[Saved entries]
<<<<

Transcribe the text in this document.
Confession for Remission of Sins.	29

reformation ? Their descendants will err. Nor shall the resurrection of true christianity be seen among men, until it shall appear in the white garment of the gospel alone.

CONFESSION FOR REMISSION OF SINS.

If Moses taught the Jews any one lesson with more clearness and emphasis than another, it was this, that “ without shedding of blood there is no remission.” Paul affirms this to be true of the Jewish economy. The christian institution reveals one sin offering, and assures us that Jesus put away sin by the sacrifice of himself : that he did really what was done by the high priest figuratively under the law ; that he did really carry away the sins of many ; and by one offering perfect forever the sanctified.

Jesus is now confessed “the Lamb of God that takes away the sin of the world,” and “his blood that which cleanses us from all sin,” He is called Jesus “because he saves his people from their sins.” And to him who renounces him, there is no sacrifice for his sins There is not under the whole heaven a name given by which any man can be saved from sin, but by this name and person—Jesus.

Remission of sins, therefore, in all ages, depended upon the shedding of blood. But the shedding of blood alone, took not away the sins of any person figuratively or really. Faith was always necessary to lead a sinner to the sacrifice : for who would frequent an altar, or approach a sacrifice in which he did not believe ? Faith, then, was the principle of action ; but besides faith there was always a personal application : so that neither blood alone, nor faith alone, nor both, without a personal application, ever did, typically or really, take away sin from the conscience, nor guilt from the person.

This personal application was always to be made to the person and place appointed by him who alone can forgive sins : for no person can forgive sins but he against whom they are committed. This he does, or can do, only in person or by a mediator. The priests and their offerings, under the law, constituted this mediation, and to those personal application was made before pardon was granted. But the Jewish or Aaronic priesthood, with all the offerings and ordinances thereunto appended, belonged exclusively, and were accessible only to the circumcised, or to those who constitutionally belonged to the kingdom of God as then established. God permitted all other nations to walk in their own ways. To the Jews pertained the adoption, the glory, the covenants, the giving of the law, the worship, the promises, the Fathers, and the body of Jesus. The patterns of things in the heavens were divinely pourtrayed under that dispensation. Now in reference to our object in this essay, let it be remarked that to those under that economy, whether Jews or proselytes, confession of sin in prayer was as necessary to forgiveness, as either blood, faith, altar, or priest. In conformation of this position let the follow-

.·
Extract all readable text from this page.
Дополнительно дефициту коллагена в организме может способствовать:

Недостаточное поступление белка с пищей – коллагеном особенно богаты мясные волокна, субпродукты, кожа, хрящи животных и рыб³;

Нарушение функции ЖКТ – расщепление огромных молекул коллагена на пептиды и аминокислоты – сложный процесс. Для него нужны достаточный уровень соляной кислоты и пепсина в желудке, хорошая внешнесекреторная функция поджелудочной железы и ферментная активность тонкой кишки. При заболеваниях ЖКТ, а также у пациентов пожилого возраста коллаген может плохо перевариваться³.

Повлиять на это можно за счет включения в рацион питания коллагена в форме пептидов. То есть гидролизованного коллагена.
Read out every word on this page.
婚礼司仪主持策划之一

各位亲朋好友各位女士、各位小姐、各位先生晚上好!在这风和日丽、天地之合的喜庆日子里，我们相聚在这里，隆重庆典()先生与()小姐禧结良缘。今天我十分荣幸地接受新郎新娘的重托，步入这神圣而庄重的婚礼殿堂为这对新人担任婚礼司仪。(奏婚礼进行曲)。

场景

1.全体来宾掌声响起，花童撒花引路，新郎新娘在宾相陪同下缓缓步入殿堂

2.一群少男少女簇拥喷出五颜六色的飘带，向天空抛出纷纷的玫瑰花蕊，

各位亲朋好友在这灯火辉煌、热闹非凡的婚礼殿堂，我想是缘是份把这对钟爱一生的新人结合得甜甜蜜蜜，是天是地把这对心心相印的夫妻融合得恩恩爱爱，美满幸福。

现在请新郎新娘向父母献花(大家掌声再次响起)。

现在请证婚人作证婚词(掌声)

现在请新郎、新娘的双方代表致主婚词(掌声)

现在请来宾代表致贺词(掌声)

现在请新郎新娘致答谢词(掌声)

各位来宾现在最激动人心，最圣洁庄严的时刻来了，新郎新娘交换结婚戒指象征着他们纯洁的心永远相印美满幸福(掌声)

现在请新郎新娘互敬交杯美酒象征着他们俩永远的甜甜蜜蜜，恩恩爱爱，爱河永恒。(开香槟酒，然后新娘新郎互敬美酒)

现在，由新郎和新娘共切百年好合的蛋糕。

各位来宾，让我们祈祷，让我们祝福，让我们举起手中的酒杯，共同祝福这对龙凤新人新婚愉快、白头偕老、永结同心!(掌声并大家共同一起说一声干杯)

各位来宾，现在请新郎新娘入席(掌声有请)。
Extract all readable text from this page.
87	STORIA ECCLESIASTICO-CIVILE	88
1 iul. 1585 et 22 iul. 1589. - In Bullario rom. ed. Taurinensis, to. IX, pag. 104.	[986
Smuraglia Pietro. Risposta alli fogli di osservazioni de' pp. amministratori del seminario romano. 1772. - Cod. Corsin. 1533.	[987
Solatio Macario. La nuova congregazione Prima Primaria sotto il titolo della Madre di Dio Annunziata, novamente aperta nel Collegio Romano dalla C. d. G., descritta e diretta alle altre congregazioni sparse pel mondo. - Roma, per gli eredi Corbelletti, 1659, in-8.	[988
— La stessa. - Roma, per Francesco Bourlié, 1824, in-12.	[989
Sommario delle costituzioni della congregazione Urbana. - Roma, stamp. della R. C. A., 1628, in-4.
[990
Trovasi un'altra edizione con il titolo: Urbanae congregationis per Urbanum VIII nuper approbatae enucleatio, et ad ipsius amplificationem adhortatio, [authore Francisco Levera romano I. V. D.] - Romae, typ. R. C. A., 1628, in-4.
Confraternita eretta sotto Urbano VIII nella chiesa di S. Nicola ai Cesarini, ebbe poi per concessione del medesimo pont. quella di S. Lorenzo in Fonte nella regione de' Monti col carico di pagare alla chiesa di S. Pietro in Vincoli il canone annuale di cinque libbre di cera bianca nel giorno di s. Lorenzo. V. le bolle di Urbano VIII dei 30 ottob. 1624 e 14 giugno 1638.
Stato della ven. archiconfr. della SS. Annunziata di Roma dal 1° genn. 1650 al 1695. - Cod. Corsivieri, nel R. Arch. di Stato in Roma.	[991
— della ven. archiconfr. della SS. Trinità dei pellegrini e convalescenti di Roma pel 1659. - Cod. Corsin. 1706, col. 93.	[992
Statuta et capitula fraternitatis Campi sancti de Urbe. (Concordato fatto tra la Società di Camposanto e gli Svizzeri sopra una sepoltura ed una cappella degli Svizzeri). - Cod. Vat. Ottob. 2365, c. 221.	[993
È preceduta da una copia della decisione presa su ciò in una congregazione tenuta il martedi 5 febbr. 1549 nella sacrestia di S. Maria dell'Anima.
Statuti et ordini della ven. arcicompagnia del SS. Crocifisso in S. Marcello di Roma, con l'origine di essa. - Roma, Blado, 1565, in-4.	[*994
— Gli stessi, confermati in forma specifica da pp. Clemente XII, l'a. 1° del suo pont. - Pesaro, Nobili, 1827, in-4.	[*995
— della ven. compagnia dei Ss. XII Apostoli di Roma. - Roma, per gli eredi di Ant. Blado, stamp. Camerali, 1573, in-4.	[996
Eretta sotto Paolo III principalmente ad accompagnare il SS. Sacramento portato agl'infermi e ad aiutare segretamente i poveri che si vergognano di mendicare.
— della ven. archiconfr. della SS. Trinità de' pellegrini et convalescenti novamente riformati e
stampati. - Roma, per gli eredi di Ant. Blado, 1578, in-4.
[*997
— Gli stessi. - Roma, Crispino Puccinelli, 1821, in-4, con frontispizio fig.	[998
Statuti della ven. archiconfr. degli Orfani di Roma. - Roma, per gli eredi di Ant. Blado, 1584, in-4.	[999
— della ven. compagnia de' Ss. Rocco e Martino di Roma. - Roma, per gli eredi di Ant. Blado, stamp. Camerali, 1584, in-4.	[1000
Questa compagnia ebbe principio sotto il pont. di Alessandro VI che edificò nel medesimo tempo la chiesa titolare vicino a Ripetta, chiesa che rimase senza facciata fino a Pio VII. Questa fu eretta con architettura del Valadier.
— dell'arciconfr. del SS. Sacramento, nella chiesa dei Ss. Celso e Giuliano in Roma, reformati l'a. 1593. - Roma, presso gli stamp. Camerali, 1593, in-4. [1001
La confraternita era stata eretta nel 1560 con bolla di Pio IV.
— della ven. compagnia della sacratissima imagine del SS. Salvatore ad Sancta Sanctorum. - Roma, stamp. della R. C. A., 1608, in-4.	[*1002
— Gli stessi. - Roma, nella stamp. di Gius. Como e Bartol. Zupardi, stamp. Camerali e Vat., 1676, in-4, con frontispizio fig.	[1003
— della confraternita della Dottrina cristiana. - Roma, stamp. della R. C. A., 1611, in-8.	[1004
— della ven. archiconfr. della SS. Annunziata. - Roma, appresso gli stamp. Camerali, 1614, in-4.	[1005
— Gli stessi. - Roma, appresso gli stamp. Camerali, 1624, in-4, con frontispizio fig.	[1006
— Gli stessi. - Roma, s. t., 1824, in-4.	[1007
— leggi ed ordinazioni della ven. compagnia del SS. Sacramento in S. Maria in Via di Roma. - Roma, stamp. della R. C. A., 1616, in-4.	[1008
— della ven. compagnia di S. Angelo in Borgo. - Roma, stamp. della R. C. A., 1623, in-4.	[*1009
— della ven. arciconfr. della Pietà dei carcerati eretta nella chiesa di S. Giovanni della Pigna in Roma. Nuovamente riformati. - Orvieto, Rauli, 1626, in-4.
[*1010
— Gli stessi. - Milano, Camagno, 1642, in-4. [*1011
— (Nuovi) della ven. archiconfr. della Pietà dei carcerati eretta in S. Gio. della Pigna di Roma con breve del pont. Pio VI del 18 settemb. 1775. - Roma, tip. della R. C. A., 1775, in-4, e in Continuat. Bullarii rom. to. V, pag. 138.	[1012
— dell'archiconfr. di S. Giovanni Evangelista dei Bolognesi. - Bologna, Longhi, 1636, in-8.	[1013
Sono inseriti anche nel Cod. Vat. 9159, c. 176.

>>>>

Out of the preceding entries, pull every line containing the string "Giovanni".

— della ven. arciconfr. della Pietà dei carcerati eretta nella chiesa di S. Giovanni della Pigna in Roma. Nuovamente riformati. - Orvieto, Rauli, 1626, in-4.
— dell'archiconfr. di S. Giovanni Evangelista dei Bolognesi. - Bologna, Longhi, 1636, in-8.	[1013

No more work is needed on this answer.